Extract every line that contains the string "this".

━━━━━ SUPPLIED RECORDS

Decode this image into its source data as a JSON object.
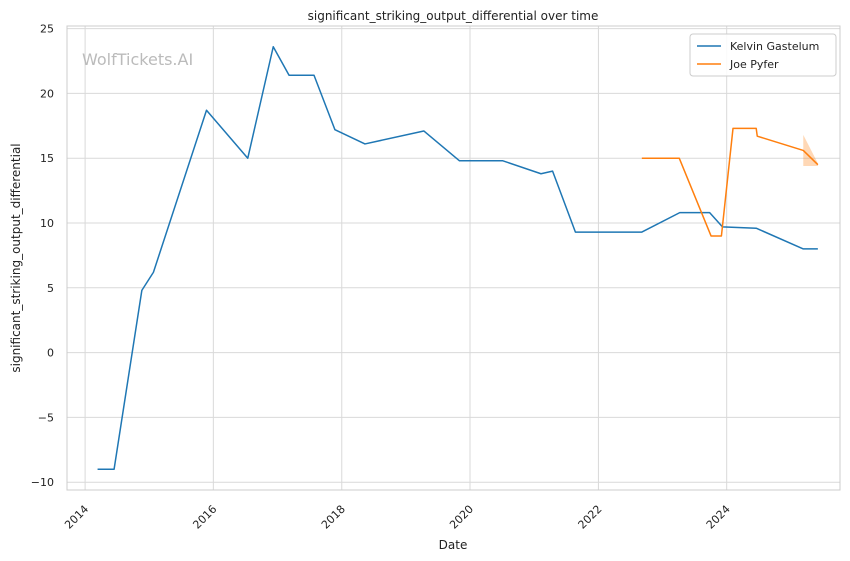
{
  "chart_data": {
    "type": "line",
    "title": "significant_striking_output_differential over time",
    "xlabel": "Date",
    "ylabel": "significant_striking_output_differential",
    "watermark": "WolfTickets.AI",
    "x_range": [
      "2013-09-20",
      "2025-10-07"
    ],
    "ylim": [
      -10.6,
      25.2
    ],
    "x_ticks": [
      "2014-01-01",
      "2016-01-01",
      "2018-01-01",
      "2020-01-01",
      "2022-01-01",
      "2024-01-01"
    ],
    "x_tick_labels": [
      "2014",
      "2016",
      "2018",
      "2020",
      "2022",
      "2024"
    ],
    "y_ticks": [
      -10,
      -5,
      0,
      5,
      10,
      15,
      20,
      25
    ],
    "y_tick_labels": [
      "−10",
      "−5",
      "0",
      "5",
      "10",
      "15",
      "20",
      "25"
    ],
    "grid": true,
    "legend_position": "top-right",
    "series": [
      {
        "name": "Kelvin Gastelum",
        "color": "#1f77b4",
        "points": [
          [
            "2014-03-13",
            -9.0
          ],
          [
            "2014-06-15",
            -9.0
          ],
          [
            "2014-11-20",
            4.8
          ],
          [
            "2015-01-25",
            6.2
          ],
          [
            "2015-11-23",
            18.7
          ],
          [
            "2016-07-15",
            15.0
          ],
          [
            "2016-12-07",
            23.6
          ],
          [
            "2017-03-07",
            21.4
          ],
          [
            "2017-07-27",
            21.4
          ],
          [
            "2017-11-23",
            17.2
          ],
          [
            "2018-05-13",
            16.1
          ],
          [
            "2019-04-13",
            17.1
          ],
          [
            "2019-11-02",
            14.8
          ],
          [
            "2020-07-06",
            14.8
          ],
          [
            "2021-02-08",
            13.8
          ],
          [
            "2021-04-15",
            14.0
          ],
          [
            "2021-08-23",
            9.3
          ],
          [
            "2022-09-05",
            9.3
          ],
          [
            "2023-04-09",
            10.8
          ],
          [
            "2023-09-26",
            10.8
          ],
          [
            "2023-12-08",
            9.7
          ],
          [
            "2024-06-17",
            9.6
          ],
          [
            "2025-03-12",
            8.0
          ],
          [
            "2025-06-03",
            8.0
          ]
        ]
      },
      {
        "name": "Joe Pyfer",
        "color": "#ff7f0e",
        "points": [
          [
            "2022-09-05",
            15.0
          ],
          [
            "2023-04-06",
            15.0
          ],
          [
            "2023-10-04",
            9.0
          ],
          [
            "2023-12-02",
            9.0
          ],
          [
            "2024-02-06",
            17.3
          ],
          [
            "2024-06-17",
            17.3
          ],
          [
            "2024-06-23",
            16.7
          ],
          [
            "2025-03-12",
            15.6
          ],
          [
            "2025-06-03",
            14.5
          ]
        ],
        "band": [
          [
            "2025-03-12",
            14.4,
            16.8
          ],
          [
            "2025-06-03",
            14.4,
            14.6
          ]
        ]
      }
    ]
  }
}
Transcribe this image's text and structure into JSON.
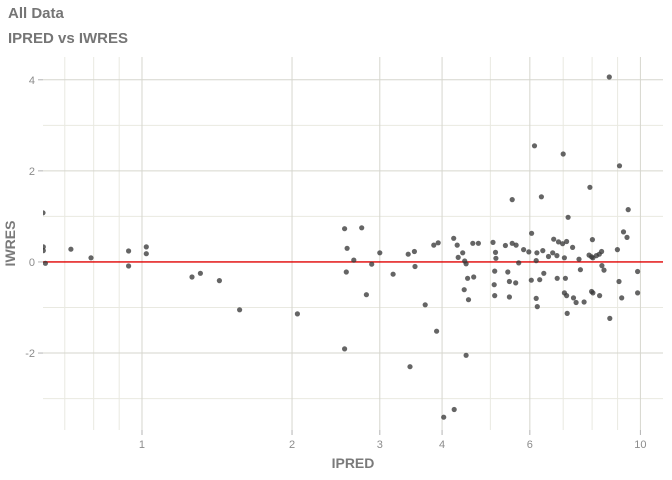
{
  "header": {
    "title": "All Data",
    "subtitle": "IPRED vs IWRES"
  },
  "colors": {
    "background": "#ffffff",
    "title_text": "#757575",
    "axis_text": "#8c8c8c",
    "axis_title_text": "#7a7a7a",
    "grid_major": "#d6d6ce",
    "grid_minor": "#e9e9e1",
    "tick_mark": "#b3b3b3",
    "point": "#3a3a3a",
    "reference_line": "#e00000"
  },
  "chart_data": {
    "type": "scatter",
    "title": "All Data",
    "subtitle": "IPRED vs IWRES",
    "xlabel": "IPRED",
    "ylabel": "IWRES",
    "x_scale": "log10",
    "xlim": [
      0.633,
      11.1
    ],
    "ylim": [
      -3.69,
      4.5
    ],
    "x_major_ticks": [
      1,
      2,
      3,
      4,
      6,
      10
    ],
    "x_minor_ticks": [
      0.7,
      0.8,
      0.9,
      5,
      7,
      8,
      9
    ],
    "y_major_ticks": [
      -2,
      0,
      2,
      4
    ],
    "y_minor_ticks": [
      -3,
      -1,
      1,
      3
    ],
    "grid": true,
    "legend_position": "none",
    "reference_line": {
      "y": 0
    },
    "points": [
      [
        0.633,
        1.08
      ],
      [
        0.634,
        0.33
      ],
      [
        0.634,
        0.25
      ],
      [
        0.64,
        -0.03
      ],
      [
        0.72,
        0.28
      ],
      [
        0.79,
        0.09
      ],
      [
        0.94,
        0.24
      ],
      [
        0.94,
        -0.09
      ],
      [
        1.02,
        0.33
      ],
      [
        1.02,
        0.18
      ],
      [
        1.26,
        -0.33
      ],
      [
        1.31,
        -0.25
      ],
      [
        1.43,
        -0.41
      ],
      [
        1.57,
        -1.05
      ],
      [
        2.05,
        -1.14
      ],
      [
        2.55,
        0.73
      ],
      [
        2.76,
        0.75
      ],
      [
        2.58,
        0.3
      ],
      [
        2.66,
        0.04
      ],
      [
        2.89,
        -0.05
      ],
      [
        2.57,
        -0.22
      ],
      [
        3.0,
        0.2
      ],
      [
        3.19,
        -0.27
      ],
      [
        2.82,
        -0.72
      ],
      [
        2.55,
        -1.91
      ],
      [
        3.45,
        -2.3
      ],
      [
        3.42,
        0.17
      ],
      [
        3.52,
        0.23
      ],
      [
        3.53,
        -0.1
      ],
      [
        3.85,
        0.37
      ],
      [
        3.93,
        0.42
      ],
      [
        4.22,
        0.52
      ],
      [
        4.29,
        0.37
      ],
      [
        4.31,
        0.1
      ],
      [
        4.4,
        0.2
      ],
      [
        4.44,
        0.02
      ],
      [
        4.47,
        -0.04
      ],
      [
        4.61,
        0.41
      ],
      [
        4.73,
        0.41
      ],
      [
        5.06,
        0.43
      ],
      [
        5.12,
        0.21
      ],
      [
        5.13,
        0.08
      ],
      [
        5.36,
        0.36
      ],
      [
        5.53,
        0.41
      ],
      [
        5.63,
        0.37
      ],
      [
        5.83,
        0.27
      ],
      [
        5.97,
        0.22
      ],
      [
        6.05,
        0.63
      ],
      [
        6.2,
        0.2
      ],
      [
        6.18,
        0.03
      ],
      [
        5.7,
        -0.02
      ],
      [
        4.5,
        -0.36
      ],
      [
        4.63,
        -0.33
      ],
      [
        5.1,
        -0.2
      ],
      [
        5.42,
        -0.22
      ],
      [
        5.09,
        -0.5
      ],
      [
        5.46,
        -0.43
      ],
      [
        5.62,
        -0.46
      ],
      [
        6.04,
        -0.4
      ],
      [
        4.43,
        -0.61
      ],
      [
        4.52,
        -0.83
      ],
      [
        5.1,
        -0.74
      ],
      [
        5.46,
        -0.77
      ],
      [
        6.18,
        -0.8
      ],
      [
        6.21,
        -0.98
      ],
      [
        3.7,
        -0.94
      ],
      [
        3.9,
        -1.52
      ],
      [
        4.47,
        -2.05
      ],
      [
        4.23,
        -3.24
      ],
      [
        4.03,
        -3.41
      ],
      [
        8.66,
        4.06
      ],
      [
        6.13,
        2.55
      ],
      [
        7.0,
        2.37
      ],
      [
        9.08,
        2.11
      ],
      [
        7.92,
        1.64
      ],
      [
        6.33,
        1.43
      ],
      [
        5.53,
        1.37
      ],
      [
        9.45,
        1.15
      ],
      [
        7.16,
        0.98
      ],
      [
        6.37,
        0.25
      ],
      [
        6.54,
        0.12
      ],
      [
        6.67,
        0.2
      ],
      [
        6.8,
        0.14
      ],
      [
        6.7,
        0.5
      ],
      [
        6.85,
        0.44
      ],
      [
        6.98,
        0.4
      ],
      [
        7.11,
        0.45
      ],
      [
        7.31,
        0.32
      ],
      [
        7.04,
        0.09
      ],
      [
        7.53,
        0.06
      ],
      [
        7.89,
        0.15
      ],
      [
        7.98,
        0.11
      ],
      [
        8.03,
        0.09
      ],
      [
        8.16,
        0.14
      ],
      [
        8.27,
        0.17
      ],
      [
        8.36,
        0.23
      ],
      [
        8.01,
        0.49
      ],
      [
        8.99,
        0.27
      ],
      [
        9.25,
        0.66
      ],
      [
        9.4,
        0.54
      ],
      [
        8.37,
        -0.08
      ],
      [
        8.45,
        -0.18
      ],
      [
        7.58,
        -0.17
      ],
      [
        6.4,
        -0.25
      ],
      [
        9.87,
        -0.21
      ],
      [
        9.06,
        -0.43
      ],
      [
        6.81,
        -0.36
      ],
      [
        7.07,
        -0.36
      ],
      [
        6.28,
        -0.39
      ],
      [
        7.04,
        -0.68
      ],
      [
        7.11,
        -0.74
      ],
      [
        7.34,
        -0.79
      ],
      [
        7.43,
        -0.89
      ],
      [
        7.71,
        -0.88
      ],
      [
        7.98,
        -0.65
      ],
      [
        8.03,
        -0.68
      ],
      [
        8.28,
        -0.74
      ],
      [
        9.17,
        -0.79
      ],
      [
        9.87,
        -0.68
      ],
      [
        7.13,
        -1.13
      ],
      [
        8.68,
        -1.24
      ]
    ]
  }
}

━━━━━━━━━━

**EXPECTED ANSWER:**
Decode this image into its source data as a JSON object.
Transcribe this image's text and structure into JSON.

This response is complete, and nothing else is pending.